● **Exercise task**:
Tally up the lines where the string "gioielli" appears; reply with the number only.

● **Raw data**:
--------

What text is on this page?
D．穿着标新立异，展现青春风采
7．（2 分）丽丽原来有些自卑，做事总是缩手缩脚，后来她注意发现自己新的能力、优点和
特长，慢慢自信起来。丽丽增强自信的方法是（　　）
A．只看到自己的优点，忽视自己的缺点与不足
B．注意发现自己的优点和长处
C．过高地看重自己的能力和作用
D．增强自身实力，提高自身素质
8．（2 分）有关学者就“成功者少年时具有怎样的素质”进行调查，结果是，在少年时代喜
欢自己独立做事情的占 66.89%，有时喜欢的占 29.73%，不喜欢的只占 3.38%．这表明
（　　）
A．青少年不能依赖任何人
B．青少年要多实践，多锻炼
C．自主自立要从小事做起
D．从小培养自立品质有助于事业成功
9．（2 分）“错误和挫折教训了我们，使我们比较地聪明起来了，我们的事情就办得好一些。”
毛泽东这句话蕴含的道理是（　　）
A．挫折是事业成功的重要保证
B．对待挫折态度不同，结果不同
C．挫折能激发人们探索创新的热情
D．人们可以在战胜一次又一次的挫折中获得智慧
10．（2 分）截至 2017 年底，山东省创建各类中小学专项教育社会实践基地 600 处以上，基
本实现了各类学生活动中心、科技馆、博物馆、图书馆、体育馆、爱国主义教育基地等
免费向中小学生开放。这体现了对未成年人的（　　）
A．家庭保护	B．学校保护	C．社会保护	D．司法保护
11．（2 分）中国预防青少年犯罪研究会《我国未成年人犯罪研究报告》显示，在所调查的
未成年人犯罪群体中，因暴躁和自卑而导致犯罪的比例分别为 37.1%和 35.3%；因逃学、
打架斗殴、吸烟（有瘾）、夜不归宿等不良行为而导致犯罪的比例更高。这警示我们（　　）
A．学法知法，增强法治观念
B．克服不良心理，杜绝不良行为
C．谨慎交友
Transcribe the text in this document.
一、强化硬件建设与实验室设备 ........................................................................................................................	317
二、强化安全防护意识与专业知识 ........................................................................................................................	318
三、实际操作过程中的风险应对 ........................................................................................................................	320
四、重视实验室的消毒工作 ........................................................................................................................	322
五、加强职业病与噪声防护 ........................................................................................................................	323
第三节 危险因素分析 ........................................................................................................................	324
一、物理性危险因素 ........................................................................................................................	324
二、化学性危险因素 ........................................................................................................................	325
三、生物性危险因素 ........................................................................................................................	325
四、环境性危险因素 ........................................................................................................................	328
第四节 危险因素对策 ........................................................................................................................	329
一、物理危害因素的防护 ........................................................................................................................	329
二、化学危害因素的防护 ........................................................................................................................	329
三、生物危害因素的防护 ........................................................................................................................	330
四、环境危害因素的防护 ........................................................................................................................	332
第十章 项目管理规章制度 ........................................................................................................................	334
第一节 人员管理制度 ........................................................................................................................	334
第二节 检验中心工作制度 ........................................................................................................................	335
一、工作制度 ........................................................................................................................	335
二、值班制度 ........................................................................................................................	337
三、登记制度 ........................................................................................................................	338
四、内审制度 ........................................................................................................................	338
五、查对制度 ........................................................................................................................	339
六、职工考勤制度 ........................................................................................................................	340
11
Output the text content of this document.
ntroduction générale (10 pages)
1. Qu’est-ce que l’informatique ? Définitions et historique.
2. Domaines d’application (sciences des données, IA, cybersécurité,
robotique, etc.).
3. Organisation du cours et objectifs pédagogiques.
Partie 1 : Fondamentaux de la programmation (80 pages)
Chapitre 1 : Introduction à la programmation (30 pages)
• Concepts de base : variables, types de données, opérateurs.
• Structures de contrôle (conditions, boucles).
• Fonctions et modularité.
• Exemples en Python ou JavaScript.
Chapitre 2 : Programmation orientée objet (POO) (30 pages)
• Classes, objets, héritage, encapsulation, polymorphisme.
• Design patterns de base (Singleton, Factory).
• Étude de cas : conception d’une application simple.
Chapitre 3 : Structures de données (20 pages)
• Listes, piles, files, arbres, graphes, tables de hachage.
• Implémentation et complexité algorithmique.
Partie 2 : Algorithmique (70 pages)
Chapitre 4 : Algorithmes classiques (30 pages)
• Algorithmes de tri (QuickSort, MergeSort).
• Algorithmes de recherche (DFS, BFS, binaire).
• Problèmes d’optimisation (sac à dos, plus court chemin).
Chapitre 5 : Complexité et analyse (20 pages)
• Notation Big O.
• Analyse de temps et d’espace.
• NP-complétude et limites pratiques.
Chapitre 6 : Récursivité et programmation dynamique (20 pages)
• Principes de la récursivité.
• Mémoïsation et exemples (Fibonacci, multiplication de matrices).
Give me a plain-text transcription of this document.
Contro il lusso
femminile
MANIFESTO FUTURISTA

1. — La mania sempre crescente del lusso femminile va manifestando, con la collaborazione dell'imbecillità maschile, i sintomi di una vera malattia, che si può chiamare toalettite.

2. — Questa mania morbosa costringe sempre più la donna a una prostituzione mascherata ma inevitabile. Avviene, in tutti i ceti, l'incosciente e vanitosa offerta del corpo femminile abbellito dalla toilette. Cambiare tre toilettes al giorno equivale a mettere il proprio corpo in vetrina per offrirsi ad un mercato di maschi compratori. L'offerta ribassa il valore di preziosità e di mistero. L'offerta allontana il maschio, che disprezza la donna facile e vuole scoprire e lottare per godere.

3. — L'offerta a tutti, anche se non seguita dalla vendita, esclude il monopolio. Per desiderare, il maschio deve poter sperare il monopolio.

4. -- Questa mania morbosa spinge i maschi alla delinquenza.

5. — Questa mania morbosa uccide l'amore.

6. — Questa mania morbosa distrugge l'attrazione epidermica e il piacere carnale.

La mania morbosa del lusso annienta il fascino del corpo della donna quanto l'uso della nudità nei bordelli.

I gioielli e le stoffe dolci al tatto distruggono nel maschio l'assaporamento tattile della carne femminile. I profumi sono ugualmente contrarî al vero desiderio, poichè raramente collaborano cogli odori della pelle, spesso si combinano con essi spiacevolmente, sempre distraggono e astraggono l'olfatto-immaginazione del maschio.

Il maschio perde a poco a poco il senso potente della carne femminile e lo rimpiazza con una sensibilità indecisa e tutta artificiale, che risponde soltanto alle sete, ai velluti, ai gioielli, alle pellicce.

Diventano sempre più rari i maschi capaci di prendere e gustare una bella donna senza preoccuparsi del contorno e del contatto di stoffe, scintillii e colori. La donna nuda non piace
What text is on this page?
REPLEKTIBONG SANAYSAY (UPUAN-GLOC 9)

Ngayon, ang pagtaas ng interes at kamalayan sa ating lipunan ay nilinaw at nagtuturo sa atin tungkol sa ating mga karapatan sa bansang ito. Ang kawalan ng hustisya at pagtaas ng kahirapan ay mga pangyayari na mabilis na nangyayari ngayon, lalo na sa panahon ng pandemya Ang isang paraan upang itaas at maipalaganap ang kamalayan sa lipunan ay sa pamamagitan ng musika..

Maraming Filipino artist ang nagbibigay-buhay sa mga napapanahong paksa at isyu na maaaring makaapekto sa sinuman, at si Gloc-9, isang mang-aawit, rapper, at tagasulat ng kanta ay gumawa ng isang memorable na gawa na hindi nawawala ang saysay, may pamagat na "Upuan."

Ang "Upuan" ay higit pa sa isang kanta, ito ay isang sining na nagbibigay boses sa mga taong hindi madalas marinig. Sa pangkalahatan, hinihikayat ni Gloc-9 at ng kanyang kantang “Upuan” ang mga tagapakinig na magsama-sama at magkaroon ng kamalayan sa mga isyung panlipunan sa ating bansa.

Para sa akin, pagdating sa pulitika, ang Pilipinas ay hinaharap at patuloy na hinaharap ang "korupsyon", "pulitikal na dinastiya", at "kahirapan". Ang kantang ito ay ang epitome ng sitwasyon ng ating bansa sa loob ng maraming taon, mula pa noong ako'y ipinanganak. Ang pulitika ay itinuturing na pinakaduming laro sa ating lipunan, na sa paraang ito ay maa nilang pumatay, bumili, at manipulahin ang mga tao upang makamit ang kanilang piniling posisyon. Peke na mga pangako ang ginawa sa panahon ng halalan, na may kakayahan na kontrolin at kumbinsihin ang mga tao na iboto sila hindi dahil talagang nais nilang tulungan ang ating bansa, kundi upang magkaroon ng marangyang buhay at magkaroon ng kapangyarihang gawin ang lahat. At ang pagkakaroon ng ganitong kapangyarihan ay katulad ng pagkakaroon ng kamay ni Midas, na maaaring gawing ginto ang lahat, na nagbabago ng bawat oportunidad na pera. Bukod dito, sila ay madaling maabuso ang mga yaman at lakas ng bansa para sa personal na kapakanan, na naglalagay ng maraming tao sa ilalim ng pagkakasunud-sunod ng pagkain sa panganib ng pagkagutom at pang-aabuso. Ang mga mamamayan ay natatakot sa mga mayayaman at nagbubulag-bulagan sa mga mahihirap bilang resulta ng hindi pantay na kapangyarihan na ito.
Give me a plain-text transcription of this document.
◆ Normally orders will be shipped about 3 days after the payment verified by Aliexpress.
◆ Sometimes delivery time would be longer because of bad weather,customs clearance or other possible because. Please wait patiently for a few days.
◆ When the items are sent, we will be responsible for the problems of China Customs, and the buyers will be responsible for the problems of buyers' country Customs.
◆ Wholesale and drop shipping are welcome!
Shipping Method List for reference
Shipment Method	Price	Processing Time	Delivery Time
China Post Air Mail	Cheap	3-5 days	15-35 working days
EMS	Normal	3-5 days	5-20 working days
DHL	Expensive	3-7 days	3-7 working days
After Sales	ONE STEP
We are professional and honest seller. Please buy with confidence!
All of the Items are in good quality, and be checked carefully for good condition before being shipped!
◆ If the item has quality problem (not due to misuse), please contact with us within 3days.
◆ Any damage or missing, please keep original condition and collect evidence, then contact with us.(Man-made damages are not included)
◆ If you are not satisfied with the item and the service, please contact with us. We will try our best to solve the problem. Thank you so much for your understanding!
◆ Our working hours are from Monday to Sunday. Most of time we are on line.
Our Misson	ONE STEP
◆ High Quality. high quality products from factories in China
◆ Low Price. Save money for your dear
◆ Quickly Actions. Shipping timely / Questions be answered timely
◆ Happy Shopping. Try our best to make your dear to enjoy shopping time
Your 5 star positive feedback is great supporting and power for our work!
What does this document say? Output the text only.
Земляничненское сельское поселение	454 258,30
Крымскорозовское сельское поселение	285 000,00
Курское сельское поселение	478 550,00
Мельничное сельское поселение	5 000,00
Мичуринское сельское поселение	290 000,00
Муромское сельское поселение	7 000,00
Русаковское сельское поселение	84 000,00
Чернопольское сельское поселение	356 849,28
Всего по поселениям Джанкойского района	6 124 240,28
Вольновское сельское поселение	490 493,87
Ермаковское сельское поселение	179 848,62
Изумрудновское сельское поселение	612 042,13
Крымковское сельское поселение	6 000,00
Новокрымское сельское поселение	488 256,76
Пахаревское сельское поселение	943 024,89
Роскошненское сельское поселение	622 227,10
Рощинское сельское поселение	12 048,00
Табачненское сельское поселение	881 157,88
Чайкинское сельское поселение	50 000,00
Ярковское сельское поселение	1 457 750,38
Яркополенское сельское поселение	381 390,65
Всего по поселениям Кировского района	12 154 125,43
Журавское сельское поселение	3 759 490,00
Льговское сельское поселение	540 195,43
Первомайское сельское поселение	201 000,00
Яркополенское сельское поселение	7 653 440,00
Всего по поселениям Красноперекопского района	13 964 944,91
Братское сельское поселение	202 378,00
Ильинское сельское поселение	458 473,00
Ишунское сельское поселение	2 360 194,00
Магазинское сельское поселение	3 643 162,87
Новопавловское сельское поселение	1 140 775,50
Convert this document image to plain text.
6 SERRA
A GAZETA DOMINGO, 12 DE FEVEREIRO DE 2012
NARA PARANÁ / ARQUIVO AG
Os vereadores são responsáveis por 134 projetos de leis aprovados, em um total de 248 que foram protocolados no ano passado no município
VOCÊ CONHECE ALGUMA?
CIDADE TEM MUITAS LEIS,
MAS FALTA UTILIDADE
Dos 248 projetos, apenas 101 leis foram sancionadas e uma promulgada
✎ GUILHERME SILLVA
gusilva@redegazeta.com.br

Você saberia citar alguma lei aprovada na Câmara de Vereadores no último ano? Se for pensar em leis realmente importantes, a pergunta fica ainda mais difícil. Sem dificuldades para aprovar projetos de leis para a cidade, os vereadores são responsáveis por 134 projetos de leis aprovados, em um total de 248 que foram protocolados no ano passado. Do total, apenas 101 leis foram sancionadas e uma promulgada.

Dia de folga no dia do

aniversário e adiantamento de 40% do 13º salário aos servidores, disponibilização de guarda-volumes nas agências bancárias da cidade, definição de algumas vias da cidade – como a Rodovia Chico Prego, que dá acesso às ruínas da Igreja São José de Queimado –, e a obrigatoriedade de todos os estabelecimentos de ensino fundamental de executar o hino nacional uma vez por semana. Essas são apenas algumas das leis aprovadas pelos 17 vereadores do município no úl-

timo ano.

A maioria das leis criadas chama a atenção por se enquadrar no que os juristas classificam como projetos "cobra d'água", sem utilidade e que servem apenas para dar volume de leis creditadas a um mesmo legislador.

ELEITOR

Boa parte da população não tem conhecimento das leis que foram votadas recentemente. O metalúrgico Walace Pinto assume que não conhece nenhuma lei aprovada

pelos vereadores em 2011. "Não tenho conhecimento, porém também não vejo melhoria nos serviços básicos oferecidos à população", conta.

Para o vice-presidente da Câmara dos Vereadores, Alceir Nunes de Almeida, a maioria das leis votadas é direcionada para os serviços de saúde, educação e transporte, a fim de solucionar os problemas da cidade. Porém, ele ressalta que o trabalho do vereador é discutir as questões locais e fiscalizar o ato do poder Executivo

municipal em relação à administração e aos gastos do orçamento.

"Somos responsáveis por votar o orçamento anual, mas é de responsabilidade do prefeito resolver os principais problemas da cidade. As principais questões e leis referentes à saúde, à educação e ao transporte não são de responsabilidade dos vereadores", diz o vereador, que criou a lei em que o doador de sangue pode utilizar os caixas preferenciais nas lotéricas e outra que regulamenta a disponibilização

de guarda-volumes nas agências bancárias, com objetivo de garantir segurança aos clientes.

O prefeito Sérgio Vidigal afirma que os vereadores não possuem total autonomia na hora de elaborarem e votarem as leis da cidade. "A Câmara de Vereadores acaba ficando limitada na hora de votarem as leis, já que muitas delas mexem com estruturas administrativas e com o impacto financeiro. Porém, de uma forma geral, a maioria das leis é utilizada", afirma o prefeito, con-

--------

● **Exercise result**:
2